Dataset rows:
-*-
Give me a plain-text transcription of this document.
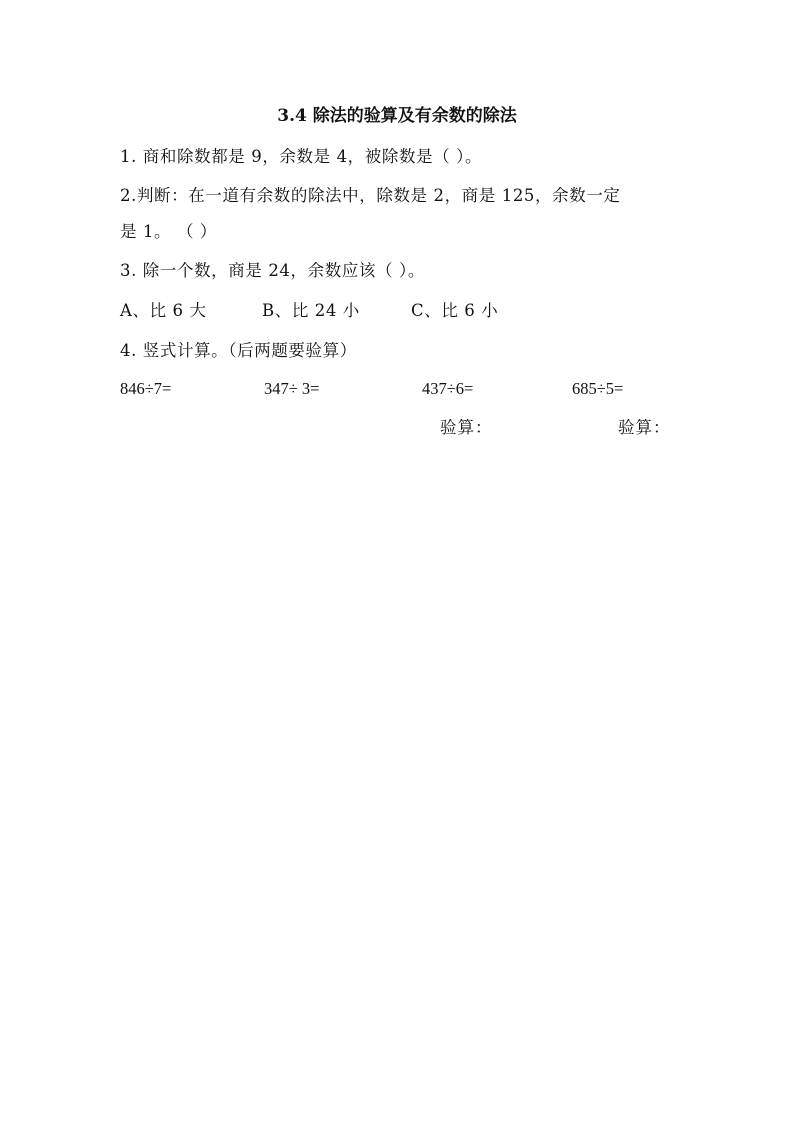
3.4 除法的验算及有余数的除法
1. 商和除数都是 9，余数是 4，被除数是（ ）。
2.判断：在一道有余数的除法中，除数是 2，商是 125，余数一定
是 1。 （ ）
3. 除一个数，商是 24，余数应该（ ）。
A、比 6 大	B、比 24 小	C、比 6 小
4. 竖式计算。（后两题要验算）
846÷7=	347÷ 3=	437÷6=	685÷5=
验算：	验算：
-*-
Task directions
Strip the images and reproduce the remaining records precisely.

Finished task
Give me a plain-text transcription of this document.
3.4 除法的验算及有余数的除法
1. 商和除数都是 9，余数是 4，被除数是（ ）。
2.判断：在一道有余数的除法中，除数是 2，商是 125，余数一定
是 1。 （ ）
3. 除一个数，商是 24，余数应该（ ）。
A、比 6 大	B、比 24 小	C、比 6 小
4. 竖式计算。（后两题要验算）
846÷7=	347÷ 3=	437÷6=	685÷5=
验算：	验算：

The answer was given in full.